### Dataset records:
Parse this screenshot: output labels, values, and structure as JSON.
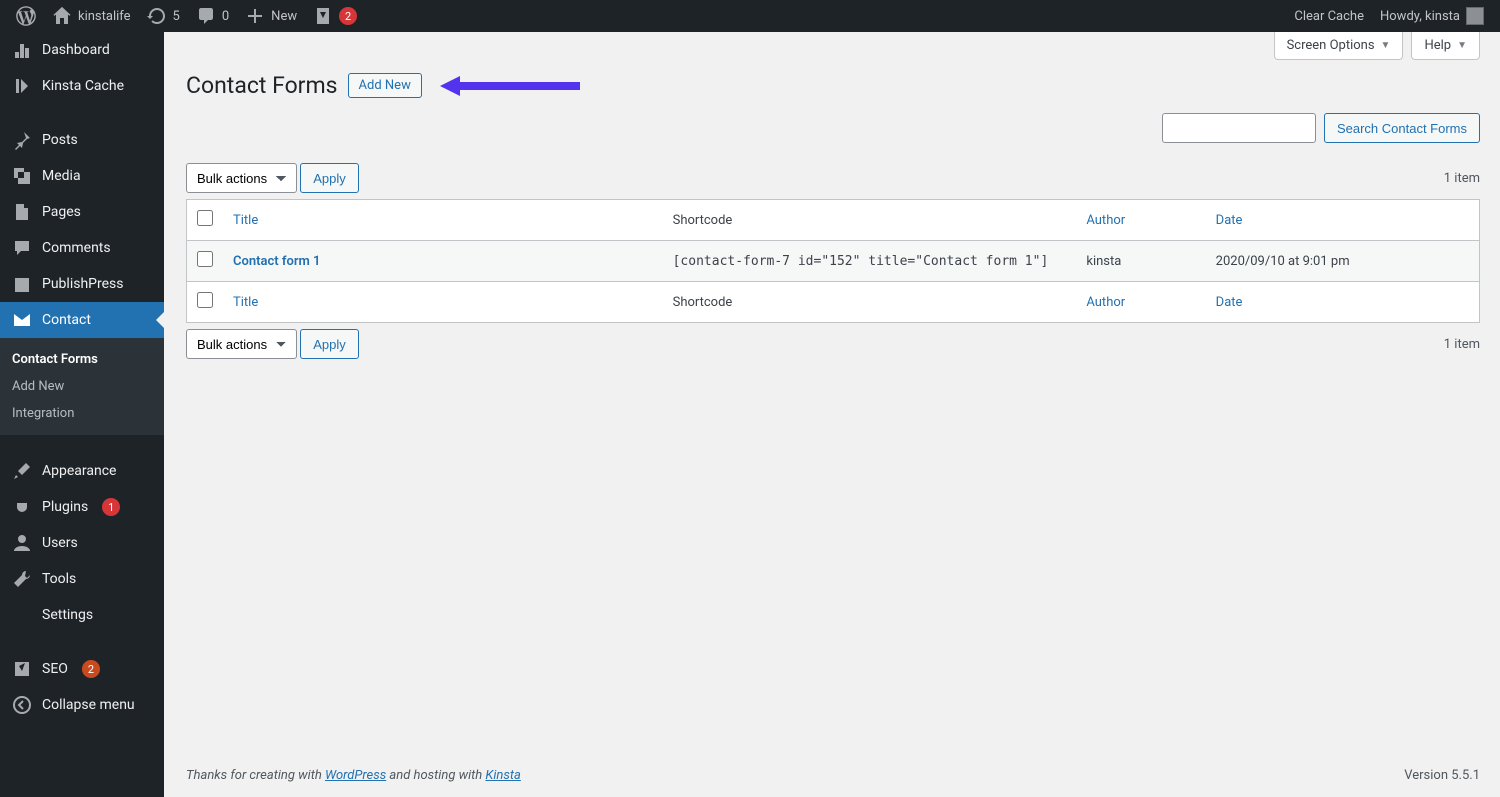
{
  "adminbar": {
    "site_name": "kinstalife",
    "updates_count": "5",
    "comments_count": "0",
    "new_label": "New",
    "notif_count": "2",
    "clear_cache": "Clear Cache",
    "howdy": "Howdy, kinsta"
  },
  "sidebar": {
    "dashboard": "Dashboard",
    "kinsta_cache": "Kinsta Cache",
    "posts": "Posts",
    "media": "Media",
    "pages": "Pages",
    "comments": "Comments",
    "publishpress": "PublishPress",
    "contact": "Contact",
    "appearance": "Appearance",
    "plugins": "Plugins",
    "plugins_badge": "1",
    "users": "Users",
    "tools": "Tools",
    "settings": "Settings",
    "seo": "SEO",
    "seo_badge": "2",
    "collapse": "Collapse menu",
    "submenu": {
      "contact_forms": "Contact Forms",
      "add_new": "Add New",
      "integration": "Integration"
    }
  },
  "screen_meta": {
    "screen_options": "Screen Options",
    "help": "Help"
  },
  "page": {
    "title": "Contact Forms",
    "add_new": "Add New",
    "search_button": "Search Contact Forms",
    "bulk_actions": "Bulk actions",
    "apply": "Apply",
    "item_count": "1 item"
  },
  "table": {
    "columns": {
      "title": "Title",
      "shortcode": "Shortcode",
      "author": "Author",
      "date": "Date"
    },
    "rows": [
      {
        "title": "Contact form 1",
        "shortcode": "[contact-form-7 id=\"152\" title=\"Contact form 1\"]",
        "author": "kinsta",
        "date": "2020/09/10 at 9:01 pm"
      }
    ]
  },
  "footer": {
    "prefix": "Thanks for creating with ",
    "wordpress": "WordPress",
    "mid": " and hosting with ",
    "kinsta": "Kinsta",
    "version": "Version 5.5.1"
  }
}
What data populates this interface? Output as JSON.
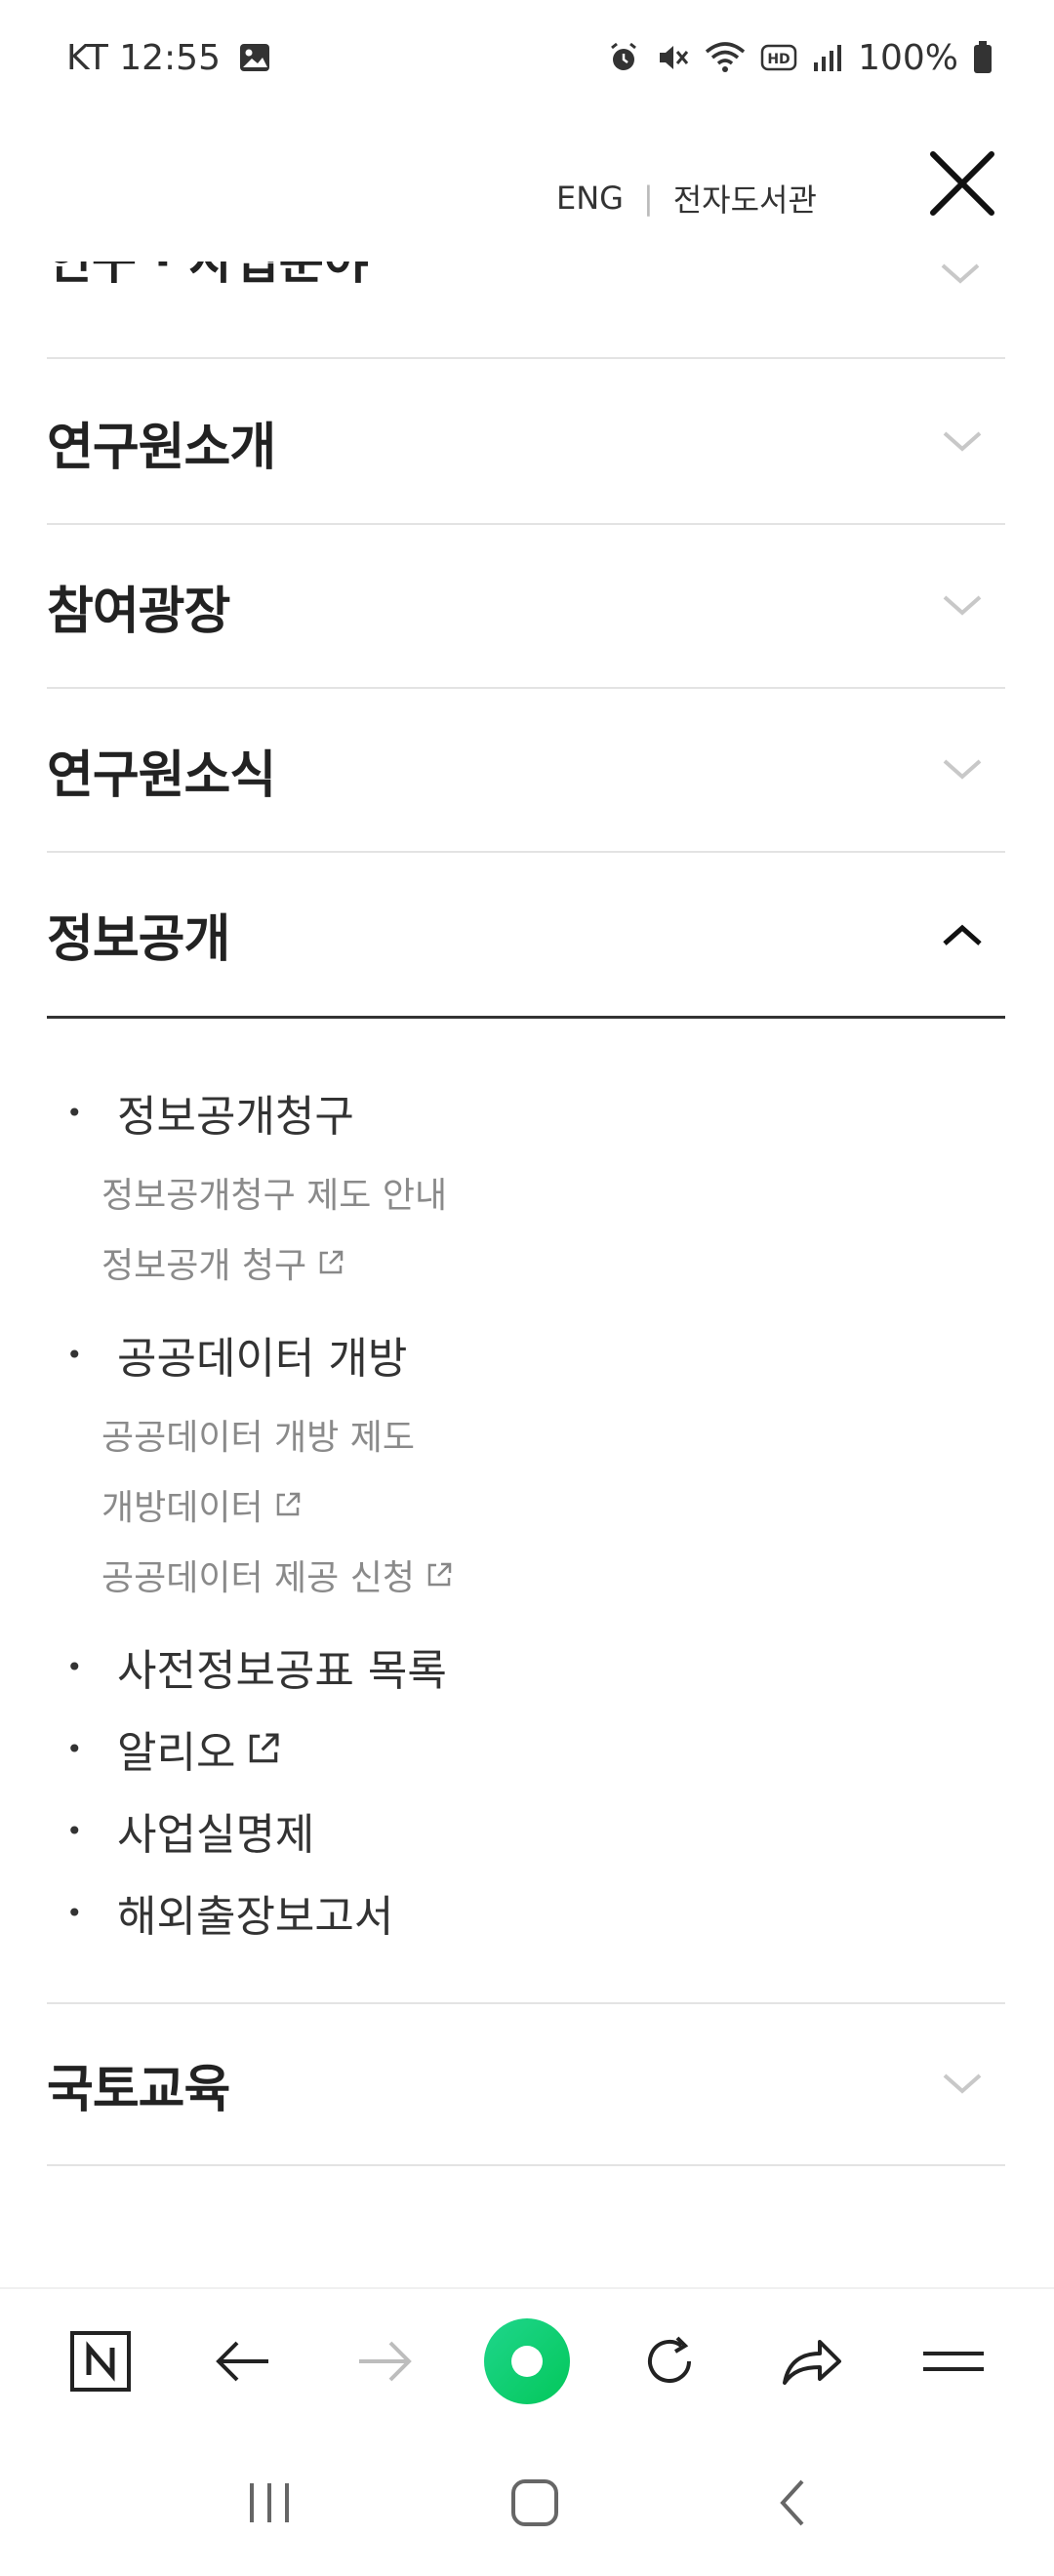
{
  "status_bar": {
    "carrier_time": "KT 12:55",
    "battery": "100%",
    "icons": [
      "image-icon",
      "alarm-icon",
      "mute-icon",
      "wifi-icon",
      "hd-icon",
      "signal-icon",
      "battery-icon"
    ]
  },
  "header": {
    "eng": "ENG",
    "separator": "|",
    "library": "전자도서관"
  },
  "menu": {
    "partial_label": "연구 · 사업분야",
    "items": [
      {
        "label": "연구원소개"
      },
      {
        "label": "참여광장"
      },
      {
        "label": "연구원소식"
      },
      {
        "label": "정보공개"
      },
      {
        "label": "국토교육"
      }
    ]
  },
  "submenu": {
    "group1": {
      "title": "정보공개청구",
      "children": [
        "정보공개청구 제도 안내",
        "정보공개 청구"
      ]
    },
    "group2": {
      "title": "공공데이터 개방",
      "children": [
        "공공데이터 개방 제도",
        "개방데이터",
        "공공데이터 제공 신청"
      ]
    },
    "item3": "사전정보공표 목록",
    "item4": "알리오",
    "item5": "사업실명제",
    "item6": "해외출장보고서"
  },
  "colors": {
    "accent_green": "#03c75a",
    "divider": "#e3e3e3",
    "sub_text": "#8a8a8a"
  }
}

### What this task involves:
Only the number is wanted: how many lines of the material above include the word "Contact"?

### Exercise output:
6